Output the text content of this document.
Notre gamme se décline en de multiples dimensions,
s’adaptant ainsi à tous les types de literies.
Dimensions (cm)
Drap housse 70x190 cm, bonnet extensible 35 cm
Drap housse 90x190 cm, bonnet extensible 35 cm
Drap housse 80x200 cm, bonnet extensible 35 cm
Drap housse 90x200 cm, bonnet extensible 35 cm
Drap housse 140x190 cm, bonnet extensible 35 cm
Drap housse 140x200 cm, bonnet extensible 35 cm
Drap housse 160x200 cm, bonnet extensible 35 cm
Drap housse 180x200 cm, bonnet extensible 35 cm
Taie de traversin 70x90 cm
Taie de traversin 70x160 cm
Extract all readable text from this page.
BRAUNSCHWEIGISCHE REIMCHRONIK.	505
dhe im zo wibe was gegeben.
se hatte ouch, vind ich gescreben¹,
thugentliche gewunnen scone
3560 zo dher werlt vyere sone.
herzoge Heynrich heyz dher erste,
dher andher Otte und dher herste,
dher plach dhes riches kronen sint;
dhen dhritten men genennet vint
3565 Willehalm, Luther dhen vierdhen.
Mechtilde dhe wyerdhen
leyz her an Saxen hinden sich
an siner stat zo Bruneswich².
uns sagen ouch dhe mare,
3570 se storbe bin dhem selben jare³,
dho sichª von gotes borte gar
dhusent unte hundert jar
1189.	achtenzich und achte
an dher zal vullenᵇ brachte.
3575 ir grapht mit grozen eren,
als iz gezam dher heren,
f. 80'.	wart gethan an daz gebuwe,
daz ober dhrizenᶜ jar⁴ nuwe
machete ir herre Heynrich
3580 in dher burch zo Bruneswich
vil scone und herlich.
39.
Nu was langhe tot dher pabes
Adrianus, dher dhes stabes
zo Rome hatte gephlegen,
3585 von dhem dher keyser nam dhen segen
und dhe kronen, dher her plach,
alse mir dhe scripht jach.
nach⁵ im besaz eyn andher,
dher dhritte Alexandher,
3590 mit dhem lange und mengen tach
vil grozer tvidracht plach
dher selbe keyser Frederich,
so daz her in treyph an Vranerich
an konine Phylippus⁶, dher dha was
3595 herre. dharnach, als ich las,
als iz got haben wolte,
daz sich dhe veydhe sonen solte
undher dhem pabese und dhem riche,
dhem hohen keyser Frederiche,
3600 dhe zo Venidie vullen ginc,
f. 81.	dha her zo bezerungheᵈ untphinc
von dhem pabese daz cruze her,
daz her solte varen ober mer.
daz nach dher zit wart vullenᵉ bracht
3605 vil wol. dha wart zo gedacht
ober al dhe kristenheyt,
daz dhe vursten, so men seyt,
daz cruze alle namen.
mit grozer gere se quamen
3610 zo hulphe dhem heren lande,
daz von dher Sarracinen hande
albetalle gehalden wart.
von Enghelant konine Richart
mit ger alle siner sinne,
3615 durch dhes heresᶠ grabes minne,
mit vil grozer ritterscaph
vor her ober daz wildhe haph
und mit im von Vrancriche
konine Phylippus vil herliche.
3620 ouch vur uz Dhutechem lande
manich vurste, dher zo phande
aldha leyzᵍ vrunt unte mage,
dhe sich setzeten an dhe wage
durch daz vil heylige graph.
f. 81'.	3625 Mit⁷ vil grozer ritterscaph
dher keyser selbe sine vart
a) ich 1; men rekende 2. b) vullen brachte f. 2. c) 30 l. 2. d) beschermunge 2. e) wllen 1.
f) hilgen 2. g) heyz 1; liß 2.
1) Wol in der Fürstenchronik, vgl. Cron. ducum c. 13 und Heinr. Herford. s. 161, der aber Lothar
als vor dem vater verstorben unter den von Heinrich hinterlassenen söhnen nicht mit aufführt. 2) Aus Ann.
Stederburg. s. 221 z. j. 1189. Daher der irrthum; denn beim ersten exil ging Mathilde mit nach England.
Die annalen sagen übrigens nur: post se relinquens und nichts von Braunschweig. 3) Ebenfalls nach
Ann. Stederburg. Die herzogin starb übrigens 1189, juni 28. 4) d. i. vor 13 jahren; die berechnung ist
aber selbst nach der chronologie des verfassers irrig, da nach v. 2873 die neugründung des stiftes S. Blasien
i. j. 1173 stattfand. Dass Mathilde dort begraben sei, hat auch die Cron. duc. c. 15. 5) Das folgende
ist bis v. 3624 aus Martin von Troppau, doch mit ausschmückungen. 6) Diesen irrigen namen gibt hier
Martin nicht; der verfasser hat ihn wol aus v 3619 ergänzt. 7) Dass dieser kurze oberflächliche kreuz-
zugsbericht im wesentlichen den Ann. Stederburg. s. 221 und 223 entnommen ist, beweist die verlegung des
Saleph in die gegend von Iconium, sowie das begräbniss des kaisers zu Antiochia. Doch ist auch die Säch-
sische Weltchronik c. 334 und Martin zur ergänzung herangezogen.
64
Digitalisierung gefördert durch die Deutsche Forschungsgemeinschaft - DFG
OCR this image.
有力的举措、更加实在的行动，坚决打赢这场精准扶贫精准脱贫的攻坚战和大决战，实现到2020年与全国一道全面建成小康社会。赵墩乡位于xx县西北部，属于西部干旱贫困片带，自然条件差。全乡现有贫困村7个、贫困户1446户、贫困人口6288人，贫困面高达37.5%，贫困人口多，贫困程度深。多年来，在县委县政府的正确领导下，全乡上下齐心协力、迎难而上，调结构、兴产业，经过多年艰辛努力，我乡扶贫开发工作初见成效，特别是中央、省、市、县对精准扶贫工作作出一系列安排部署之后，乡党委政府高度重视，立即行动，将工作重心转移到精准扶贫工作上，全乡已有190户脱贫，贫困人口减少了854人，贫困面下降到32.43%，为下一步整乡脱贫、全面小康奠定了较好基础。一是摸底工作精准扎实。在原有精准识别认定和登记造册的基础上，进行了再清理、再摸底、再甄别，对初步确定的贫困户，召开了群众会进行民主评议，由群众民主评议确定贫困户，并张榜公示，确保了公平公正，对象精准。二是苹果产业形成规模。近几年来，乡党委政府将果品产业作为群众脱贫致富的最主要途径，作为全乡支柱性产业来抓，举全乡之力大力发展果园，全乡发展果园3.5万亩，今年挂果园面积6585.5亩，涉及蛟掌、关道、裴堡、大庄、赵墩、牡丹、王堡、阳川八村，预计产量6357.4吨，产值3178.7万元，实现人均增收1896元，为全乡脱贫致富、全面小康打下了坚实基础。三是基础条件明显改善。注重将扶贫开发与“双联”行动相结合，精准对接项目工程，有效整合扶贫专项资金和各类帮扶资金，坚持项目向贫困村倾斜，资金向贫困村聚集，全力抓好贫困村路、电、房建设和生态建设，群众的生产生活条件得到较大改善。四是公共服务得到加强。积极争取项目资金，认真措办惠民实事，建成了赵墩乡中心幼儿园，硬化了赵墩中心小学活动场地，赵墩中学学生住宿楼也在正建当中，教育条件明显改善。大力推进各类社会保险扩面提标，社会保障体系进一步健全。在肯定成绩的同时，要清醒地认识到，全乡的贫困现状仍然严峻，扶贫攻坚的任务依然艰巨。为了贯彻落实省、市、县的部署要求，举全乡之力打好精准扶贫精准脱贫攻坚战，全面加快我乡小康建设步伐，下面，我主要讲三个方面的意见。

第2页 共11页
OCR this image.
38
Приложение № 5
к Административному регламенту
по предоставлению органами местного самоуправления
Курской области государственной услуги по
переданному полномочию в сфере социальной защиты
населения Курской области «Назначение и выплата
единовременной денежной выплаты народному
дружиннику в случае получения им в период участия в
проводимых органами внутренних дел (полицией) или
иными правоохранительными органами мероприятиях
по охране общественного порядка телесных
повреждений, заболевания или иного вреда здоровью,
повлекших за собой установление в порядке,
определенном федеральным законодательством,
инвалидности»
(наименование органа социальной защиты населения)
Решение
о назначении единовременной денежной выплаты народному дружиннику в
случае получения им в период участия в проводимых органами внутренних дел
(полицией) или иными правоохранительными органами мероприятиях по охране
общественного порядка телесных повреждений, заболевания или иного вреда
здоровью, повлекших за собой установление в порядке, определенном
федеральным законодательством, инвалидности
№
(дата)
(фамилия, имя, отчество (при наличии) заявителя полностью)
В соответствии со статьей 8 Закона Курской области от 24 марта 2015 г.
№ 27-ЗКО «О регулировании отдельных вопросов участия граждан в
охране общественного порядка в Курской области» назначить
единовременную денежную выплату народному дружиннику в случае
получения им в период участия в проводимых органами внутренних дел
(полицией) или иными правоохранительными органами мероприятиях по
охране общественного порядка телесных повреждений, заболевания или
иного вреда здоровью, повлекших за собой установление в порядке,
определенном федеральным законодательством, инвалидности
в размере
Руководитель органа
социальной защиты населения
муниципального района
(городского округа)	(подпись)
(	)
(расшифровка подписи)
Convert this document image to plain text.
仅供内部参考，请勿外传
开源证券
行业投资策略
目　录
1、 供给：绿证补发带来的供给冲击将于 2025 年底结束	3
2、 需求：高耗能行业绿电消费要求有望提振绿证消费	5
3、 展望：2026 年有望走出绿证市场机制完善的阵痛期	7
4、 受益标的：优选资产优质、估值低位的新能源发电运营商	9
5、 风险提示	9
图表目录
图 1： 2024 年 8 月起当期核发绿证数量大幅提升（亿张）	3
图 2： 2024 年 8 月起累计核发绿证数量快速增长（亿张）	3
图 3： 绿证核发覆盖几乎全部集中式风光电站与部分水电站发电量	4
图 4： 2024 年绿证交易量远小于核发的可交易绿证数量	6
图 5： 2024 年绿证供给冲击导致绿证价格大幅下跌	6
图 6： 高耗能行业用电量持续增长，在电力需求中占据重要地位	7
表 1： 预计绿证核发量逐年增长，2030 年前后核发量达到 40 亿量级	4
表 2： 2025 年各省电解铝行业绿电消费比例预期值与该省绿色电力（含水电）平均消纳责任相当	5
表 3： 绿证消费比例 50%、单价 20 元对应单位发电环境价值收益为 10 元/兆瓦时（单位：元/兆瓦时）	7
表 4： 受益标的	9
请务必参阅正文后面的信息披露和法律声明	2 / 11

» REQUIRED TASK
Gather all lines from the records above in which "установление" appears.

» EXERCISE SOLUTION
повлекших за собой установление в порядке,
здоровью, повлекших за собой установление в порядке, определенном
иного вреда здоровью, повлекших за собой установление в порядке,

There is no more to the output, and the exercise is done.